[Stored data entries]
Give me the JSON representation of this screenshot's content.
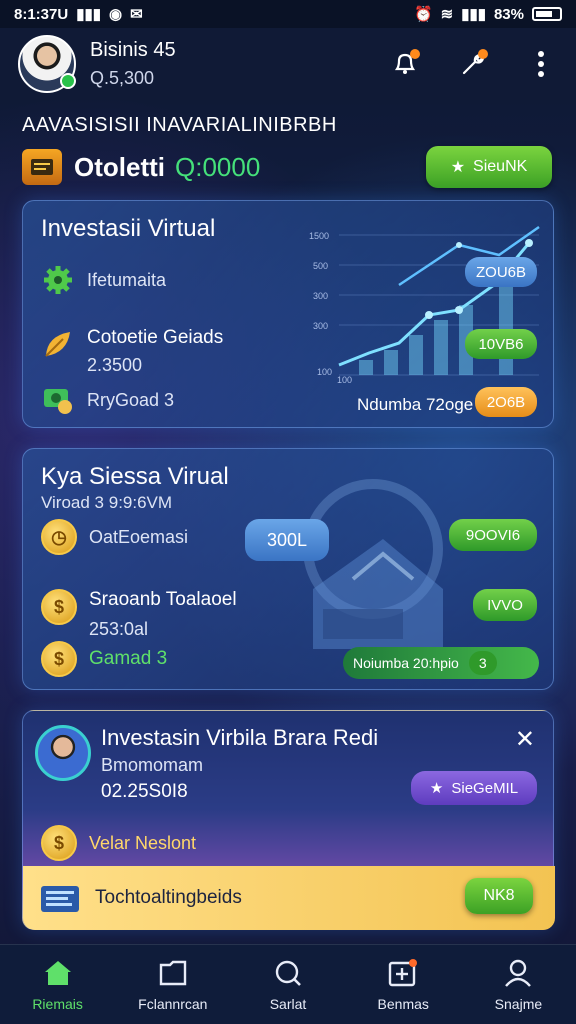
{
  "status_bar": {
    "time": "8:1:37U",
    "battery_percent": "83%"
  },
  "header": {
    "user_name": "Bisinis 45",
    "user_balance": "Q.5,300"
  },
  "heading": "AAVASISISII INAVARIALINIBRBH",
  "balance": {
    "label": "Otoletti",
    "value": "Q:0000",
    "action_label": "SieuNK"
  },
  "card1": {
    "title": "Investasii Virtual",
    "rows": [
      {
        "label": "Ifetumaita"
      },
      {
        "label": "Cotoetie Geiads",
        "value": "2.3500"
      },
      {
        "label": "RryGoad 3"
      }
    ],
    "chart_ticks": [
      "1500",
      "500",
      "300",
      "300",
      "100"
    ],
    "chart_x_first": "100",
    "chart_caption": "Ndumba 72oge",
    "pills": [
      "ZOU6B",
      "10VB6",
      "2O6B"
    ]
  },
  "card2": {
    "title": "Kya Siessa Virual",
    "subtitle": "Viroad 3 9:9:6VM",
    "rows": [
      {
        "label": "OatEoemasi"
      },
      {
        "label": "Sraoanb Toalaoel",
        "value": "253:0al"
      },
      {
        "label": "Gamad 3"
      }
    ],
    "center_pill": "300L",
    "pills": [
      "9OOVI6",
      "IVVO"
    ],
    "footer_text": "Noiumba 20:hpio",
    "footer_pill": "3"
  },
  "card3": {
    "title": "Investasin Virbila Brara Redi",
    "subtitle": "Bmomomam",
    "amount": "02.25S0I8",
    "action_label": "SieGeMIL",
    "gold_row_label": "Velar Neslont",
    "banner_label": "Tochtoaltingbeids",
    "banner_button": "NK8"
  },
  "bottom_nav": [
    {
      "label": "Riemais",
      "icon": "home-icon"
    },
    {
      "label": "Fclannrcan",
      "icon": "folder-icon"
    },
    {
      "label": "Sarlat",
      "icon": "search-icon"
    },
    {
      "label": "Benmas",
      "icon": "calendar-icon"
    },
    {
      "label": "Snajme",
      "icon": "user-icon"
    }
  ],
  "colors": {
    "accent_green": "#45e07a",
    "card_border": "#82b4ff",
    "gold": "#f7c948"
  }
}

Goal of the exercise
Please set down each line of the data above exactly as written, without the pictures.

Answer to this problem
Give me the JSON representation of this screenshot's content.
{
  "status_bar": {
    "time": "8:1:37U",
    "battery_percent": "83%"
  },
  "header": {
    "user_name": "Bisinis 45",
    "user_balance": "Q.5,300"
  },
  "heading": "AAVASISISII INAVARIALINIBRBH",
  "balance": {
    "label": "Otoletti",
    "value": "Q:0000",
    "action_label": "SieuNK"
  },
  "card1": {
    "title": "Investasii Virtual",
    "rows": [
      {
        "label": "Ifetumaita"
      },
      {
        "label": "Cotoetie Geiads",
        "value": "2.3500"
      },
      {
        "label": "RryGoad 3"
      }
    ],
    "chart_ticks": [
      "1500",
      "500",
      "300",
      "300",
      "100"
    ],
    "chart_x_first": "100",
    "chart_caption": "Ndumba 72oge",
    "pills": [
      "ZOU6B",
      "10VB6",
      "2O6B"
    ]
  },
  "card2": {
    "title": "Kya Siessa Virual",
    "subtitle": "Viroad 3 9:9:6VM",
    "rows": [
      {
        "label": "OatEoemasi"
      },
      {
        "label": "Sraoanb Toalaoel",
        "value": "253:0al"
      },
      {
        "label": "Gamad 3"
      }
    ],
    "center_pill": "300L",
    "pills": [
      "9OOVI6",
      "IVVO"
    ],
    "footer_text": "Noiumba 20:hpio",
    "footer_pill": "3"
  },
  "card3": {
    "title": "Investasin Virbila Brara Redi",
    "subtitle": "Bmomomam",
    "amount": "02.25S0I8",
    "action_label": "SieGeMIL",
    "gold_row_label": "Velar Neslont",
    "banner_label": "Tochtoaltingbeids",
    "banner_button": "NK8"
  },
  "bottom_nav": [
    {
      "label": "Riemais",
      "icon": "home-icon"
    },
    {
      "label": "Fclannrcan",
      "icon": "folder-icon"
    },
    {
      "label": "Sarlat",
      "icon": "search-icon"
    },
    {
      "label": "Benmas",
      "icon": "calendar-icon"
    },
    {
      "label": "Snajme",
      "icon": "user-icon"
    }
  ],
  "colors": {
    "accent_green": "#45e07a",
    "card_border": "#82b4ff",
    "gold": "#f7c948"
  }
}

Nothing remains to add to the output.